_Exercise instructions_: For the listing below, give the count of lines containing the string "ينام" and nothing else.

## START

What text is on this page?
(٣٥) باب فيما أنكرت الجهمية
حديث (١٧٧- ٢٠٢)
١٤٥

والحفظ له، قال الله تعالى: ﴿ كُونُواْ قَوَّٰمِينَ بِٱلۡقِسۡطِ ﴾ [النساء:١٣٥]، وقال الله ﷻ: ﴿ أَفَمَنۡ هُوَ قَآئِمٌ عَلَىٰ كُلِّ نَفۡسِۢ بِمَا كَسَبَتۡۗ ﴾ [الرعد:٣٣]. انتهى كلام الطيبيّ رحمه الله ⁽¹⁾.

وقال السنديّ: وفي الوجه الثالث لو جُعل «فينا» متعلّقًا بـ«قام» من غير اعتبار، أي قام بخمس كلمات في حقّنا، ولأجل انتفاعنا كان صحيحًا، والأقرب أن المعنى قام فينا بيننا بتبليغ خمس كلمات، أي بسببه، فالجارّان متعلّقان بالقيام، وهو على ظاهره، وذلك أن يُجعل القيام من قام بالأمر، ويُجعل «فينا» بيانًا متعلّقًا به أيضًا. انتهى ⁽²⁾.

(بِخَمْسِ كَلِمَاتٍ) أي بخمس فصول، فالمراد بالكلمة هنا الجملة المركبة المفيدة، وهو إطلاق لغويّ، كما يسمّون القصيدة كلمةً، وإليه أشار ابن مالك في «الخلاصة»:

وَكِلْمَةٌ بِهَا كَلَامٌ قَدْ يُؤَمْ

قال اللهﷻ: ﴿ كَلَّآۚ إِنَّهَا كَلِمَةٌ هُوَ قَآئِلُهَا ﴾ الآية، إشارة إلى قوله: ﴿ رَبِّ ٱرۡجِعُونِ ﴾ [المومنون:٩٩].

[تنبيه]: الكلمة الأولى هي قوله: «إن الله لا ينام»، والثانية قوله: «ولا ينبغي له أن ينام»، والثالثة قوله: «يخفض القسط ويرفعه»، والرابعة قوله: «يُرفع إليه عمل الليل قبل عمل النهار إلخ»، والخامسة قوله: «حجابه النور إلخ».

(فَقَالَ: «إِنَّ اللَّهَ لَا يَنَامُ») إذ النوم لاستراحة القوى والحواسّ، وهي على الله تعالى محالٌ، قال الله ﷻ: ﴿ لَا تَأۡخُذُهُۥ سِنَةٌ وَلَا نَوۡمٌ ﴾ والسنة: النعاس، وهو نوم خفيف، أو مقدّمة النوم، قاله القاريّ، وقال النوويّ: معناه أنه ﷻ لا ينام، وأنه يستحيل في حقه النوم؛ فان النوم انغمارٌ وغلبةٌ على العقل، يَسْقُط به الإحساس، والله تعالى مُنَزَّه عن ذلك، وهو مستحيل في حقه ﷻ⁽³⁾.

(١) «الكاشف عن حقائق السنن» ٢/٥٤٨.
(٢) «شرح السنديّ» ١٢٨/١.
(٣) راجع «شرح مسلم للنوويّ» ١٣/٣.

## END

_Answer to this exercise_: 2